Data in this exercise >>
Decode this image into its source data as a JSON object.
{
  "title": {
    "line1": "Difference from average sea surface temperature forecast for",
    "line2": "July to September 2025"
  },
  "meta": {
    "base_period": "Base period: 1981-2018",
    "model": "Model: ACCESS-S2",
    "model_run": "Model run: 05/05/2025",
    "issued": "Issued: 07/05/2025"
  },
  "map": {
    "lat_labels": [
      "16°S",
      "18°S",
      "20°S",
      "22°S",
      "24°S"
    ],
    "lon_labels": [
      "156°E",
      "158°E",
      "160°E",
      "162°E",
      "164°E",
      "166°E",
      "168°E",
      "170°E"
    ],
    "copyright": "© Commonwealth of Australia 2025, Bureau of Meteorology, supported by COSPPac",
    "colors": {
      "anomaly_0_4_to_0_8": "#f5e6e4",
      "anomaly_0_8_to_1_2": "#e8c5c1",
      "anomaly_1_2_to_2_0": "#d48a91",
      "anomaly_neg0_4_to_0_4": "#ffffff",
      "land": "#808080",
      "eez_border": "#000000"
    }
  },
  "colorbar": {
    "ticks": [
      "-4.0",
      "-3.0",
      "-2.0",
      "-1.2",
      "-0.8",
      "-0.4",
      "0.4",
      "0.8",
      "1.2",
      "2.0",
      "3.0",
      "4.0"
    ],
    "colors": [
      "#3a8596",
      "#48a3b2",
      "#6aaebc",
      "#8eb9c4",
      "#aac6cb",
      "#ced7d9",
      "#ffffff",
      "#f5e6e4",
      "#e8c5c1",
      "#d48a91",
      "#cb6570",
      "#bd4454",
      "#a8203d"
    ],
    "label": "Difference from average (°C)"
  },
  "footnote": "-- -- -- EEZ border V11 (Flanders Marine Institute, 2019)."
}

Written request >>
Type the material above out again, exactly.

Response >>
Decode this image into its source data as a JSON object.
{
  "title": {
    "line1": "Difference from average sea surface temperature forecast for",
    "line2": "July to September 2025"
  },
  "meta": {
    "base_period": "Base period: 1981-2018",
    "model": "Model: ACCESS-S2",
    "model_run": "Model run: 05/05/2025",
    "issued": "Issued: 07/05/2025"
  },
  "map": {
    "lat_labels": [
      "16°S",
      "18°S",
      "20°S",
      "22°S",
      "24°S"
    ],
    "lon_labels": [
      "156°E",
      "158°E",
      "160°E",
      "162°E",
      "164°E",
      "166°E",
      "168°E",
      "170°E"
    ],
    "copyright": "© Commonwealth of Australia 2025, Bureau of Meteorology, supported by COSPPac",
    "colors": {
      "anomaly_0_4_to_0_8": "#f5e6e4",
      "anomaly_0_8_to_1_2": "#e8c5c1",
      "anomaly_1_2_to_2_0": "#d48a91",
      "anomaly_neg0_4_to_0_4": "#ffffff",
      "land": "#808080",
      "eez_border": "#000000"
    }
  },
  "colorbar": {
    "ticks": [
      "-4.0",
      "-3.0",
      "-2.0",
      "-1.2",
      "-0.8",
      "-0.4",
      "0.4",
      "0.8",
      "1.2",
      "2.0",
      "3.0",
      "4.0"
    ],
    "colors": [
      "#3a8596",
      "#48a3b2",
      "#6aaebc",
      "#8eb9c4",
      "#aac6cb",
      "#ced7d9",
      "#ffffff",
      "#f5e6e4",
      "#e8c5c1",
      "#d48a91",
      "#cb6570",
      "#bd4454",
      "#a8203d"
    ],
    "label": "Difference from average (°C)"
  },
  "footnote": "-- -- -- EEZ border V11 (Flanders Marine Institute, 2019)."
}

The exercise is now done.